↓
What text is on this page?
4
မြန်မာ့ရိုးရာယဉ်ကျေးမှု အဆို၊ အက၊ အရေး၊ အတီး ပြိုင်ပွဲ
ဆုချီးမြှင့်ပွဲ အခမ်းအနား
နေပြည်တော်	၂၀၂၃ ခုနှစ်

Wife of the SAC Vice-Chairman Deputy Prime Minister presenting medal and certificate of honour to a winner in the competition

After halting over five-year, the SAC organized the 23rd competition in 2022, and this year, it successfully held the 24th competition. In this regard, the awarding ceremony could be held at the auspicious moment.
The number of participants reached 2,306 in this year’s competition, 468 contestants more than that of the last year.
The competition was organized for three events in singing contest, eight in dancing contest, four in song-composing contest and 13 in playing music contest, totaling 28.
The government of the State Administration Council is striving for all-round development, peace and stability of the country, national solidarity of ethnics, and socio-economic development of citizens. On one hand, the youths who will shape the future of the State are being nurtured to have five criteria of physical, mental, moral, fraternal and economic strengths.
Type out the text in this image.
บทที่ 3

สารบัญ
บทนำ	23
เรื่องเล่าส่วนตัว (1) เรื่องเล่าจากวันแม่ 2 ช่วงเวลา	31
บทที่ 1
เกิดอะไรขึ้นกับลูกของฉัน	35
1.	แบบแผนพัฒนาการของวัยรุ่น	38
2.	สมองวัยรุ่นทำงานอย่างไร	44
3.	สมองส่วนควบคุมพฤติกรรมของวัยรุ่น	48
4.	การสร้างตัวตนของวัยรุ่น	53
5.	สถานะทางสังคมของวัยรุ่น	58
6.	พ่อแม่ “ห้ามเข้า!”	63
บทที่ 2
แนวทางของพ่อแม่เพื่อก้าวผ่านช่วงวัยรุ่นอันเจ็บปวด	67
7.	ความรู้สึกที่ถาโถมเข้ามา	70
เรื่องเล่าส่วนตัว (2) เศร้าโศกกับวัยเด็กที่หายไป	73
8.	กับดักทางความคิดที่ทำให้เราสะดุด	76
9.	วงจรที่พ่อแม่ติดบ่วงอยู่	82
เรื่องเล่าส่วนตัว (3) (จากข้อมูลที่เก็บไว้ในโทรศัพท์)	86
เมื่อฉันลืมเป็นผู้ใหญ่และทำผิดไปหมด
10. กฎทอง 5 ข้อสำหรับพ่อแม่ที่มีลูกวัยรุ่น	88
↑
Exercise task:
Write out every entry word for word.

Correct result:
What text is on this page?
4
မြန်မာ့ရိုးရာယဉ်ကျေးမှု အဆို၊ အက၊ အရေး၊ အတီး ပြိုင်ပွဲ
ဆုချီးမြှင့်ပွဲ အခမ်းအနား
နေပြည်တော်	၂၀၂၃ ခုနှစ်

Wife of the SAC Vice-Chairman Deputy Prime Minister presenting medal and certificate of honour to a winner in the competition

After halting over five-year, the SAC organized the 23rd competition in 2022, and this year, it successfully held the 24th competition. In this regard, the awarding ceremony could be held at the auspicious moment.
The number of participants reached 2,306 in this year’s competition, 468 contestants more than that of the last year.
The competition was organized for three events in singing contest, eight in dancing contest, four in song-composing contest and 13 in playing music contest, totaling 28.
The government of the State Administration Council is striving for all-round development, peace and stability of the country, national solidarity of ethnics, and socio-economic development of citizens. On one hand, the youths who will shape the future of the State are being nurtured to have five criteria of physical, mental, moral, fraternal and economic strengths.
Type out the text in this image.
บทที่ 3

สารบัญ
บทนำ	23
เรื่องเล่าส่วนตัว (1) เรื่องเล่าจากวันแม่ 2 ช่วงเวลา	31
บทที่ 1
เกิดอะไรขึ้นกับลูกของฉัน	35
1.	แบบแผนพัฒนาการของวัยรุ่น	38
2.	สมองวัยรุ่นทำงานอย่างไร	44
3.	สมองส่วนควบคุมพฤติกรรมของวัยรุ่น	48
4.	การสร้างตัวตนของวัยรุ่น	53
5.	สถานะทางสังคมของวัยรุ่น	58
6.	พ่อแม่ “ห้ามเข้า!”	63
บทที่ 2
แนวทางของพ่อแม่เพื่อก้าวผ่านช่วงวัยรุ่นอันเจ็บปวด	67
7.	ความรู้สึกที่ถาโถมเข้ามา	70
เรื่องเล่าส่วนตัว (2) เศร้าโศกกับวัยเด็กที่หายไป	73
8.	กับดักทางความคิดที่ทำให้เราสะดุด	76
9.	วงจรที่พ่อแม่ติดบ่วงอยู่	82
เรื่องเล่าส่วนตัว (3) (จากข้อมูลที่เก็บไว้ในโทรศัพท์)	86
เมื่อฉันลืมเป็นผู้ใหญ่และทำผิดไปหมด
10. กฎทอง 5 ข้อสำหรับพ่อแม่ที่มีลูกวัยรุ่น	88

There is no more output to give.